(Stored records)

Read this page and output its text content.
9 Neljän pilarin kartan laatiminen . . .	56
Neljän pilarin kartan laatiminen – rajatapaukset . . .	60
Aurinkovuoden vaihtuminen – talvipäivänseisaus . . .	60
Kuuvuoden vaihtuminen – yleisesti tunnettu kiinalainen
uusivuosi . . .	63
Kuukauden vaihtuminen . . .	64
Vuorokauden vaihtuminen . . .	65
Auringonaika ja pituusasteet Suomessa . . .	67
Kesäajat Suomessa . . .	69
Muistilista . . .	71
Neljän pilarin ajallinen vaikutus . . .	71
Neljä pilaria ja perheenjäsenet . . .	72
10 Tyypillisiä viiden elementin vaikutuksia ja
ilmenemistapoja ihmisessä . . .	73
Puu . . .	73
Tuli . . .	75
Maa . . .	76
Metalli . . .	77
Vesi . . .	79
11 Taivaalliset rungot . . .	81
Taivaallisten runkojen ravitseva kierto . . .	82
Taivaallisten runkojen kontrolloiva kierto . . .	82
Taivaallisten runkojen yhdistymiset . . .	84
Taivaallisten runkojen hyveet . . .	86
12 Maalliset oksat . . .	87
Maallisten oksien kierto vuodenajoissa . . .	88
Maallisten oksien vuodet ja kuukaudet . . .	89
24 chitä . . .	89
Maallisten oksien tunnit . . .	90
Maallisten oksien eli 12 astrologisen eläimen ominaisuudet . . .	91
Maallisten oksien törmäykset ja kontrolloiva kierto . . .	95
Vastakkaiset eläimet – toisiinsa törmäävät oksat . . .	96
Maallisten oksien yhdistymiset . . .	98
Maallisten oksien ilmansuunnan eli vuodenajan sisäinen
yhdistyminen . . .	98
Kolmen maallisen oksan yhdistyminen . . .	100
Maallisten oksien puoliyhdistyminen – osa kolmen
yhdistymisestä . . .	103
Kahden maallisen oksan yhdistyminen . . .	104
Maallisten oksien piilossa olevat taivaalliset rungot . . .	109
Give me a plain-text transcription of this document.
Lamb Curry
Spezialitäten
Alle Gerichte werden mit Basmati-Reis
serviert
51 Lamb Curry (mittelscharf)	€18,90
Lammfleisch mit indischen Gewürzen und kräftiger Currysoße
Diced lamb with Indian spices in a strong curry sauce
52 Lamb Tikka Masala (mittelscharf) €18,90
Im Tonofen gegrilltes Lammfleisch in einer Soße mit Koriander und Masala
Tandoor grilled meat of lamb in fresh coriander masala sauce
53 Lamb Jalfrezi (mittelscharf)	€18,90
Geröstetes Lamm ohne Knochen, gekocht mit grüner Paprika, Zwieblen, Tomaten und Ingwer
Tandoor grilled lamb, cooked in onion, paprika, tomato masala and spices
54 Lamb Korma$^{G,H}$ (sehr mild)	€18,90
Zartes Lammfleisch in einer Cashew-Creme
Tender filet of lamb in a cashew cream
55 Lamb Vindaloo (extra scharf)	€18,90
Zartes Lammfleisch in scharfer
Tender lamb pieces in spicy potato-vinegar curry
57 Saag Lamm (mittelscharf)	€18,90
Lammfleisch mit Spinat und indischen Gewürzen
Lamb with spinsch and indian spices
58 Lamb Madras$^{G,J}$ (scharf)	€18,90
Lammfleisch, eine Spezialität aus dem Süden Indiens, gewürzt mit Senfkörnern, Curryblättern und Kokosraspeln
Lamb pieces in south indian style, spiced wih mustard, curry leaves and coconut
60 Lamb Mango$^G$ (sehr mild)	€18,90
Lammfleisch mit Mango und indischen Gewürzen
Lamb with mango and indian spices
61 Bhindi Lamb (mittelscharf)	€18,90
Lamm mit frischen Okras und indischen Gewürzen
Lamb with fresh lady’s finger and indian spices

PROBLEM DESCRIPTION
Search the lines for the string "kartan" and copy every line that has it.

RESPONSE TO THIS EXERCISE
9 Neljän pilarin kartan laatiminen . . .	56
Neljän pilarin kartan laatiminen – rajatapaukset . . .	60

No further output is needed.